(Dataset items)
==================================================

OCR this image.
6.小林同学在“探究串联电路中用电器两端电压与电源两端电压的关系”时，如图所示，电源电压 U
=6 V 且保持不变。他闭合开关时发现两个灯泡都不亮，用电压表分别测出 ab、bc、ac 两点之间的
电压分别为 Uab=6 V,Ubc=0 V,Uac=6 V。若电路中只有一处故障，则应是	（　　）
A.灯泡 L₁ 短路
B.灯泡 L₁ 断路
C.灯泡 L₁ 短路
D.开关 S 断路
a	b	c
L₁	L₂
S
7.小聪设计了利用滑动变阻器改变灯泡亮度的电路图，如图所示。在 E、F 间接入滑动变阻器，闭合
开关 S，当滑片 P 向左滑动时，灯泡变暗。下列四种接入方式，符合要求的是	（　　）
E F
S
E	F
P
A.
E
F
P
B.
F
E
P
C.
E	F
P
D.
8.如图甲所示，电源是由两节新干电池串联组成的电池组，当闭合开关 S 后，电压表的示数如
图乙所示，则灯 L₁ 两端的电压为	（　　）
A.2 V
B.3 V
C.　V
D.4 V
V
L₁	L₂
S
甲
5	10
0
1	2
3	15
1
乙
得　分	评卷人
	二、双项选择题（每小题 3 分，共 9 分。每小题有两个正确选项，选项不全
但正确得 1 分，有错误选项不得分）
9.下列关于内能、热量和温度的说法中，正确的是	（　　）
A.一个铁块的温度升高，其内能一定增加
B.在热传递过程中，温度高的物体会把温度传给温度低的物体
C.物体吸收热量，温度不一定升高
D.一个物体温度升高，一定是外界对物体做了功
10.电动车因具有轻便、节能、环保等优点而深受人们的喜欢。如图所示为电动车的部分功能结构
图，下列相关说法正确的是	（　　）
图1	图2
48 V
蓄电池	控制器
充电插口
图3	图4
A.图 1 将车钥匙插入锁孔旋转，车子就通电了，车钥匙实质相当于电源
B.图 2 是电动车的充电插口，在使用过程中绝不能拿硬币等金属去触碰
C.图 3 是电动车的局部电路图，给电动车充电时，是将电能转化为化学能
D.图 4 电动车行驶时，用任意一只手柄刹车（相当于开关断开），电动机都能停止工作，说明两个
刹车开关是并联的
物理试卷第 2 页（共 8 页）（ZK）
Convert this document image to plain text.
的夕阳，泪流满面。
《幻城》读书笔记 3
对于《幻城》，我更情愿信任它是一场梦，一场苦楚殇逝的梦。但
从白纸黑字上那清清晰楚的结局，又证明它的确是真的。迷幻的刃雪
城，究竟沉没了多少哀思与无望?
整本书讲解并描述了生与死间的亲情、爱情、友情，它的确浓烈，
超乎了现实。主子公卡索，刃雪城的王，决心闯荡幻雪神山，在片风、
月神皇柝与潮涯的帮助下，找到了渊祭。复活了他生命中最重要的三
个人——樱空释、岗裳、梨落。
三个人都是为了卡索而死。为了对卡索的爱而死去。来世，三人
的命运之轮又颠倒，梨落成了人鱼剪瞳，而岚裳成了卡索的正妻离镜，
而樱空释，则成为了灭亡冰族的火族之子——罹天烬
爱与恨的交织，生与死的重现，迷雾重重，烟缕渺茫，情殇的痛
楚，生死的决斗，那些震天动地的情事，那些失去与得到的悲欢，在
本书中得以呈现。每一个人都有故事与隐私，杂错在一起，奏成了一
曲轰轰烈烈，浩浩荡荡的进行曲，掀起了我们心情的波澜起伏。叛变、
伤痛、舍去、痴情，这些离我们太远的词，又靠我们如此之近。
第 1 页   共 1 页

==================================================

## What you need to do
Every line from the one containing "Convert this document image to plain text." through the end of the data must be repeated exactly, and no other line.

## Response to the task
Convert this document image to plain text.
的夕阳，泪流满面。
《幻城》读书笔记 3
对于《幻城》，我更情愿信任它是一场梦，一场苦楚殇逝的梦。但
从白纸黑字上那清清晰楚的结局，又证明它的确是真的。迷幻的刃雪
城，究竟沉没了多少哀思与无望?
整本书讲解并描述了生与死间的亲情、爱情、友情，它的确浓烈，
超乎了现实。主子公卡索，刃雪城的王，决心闯荡幻雪神山，在片风、
月神皇柝与潮涯的帮助下，找到了渊祭。复活了他生命中最重要的三
个人——樱空释、岗裳、梨落。
三个人都是为了卡索而死。为了对卡索的爱而死去。来世，三人
的命运之轮又颠倒，梨落成了人鱼剪瞳，而岚裳成了卡索的正妻离镜，
而樱空释，则成为了灭亡冰族的火族之子——罹天烬
爱与恨的交织，生与死的重现，迷雾重重，烟缕渺茫，情殇的痛
楚，生死的决斗，那些震天动地的情事，那些失去与得到的悲欢，在
本书中得以呈现。每一个人都有故事与隐私，杂错在一起，奏成了一
曲轰轰烈烈，浩浩荡荡的进行曲，掀起了我们心情的波澜起伏。叛变、
伤痛、舍去、痴情，这些离我们太远的词，又靠我们如此之近。
第 1 页   共 1 页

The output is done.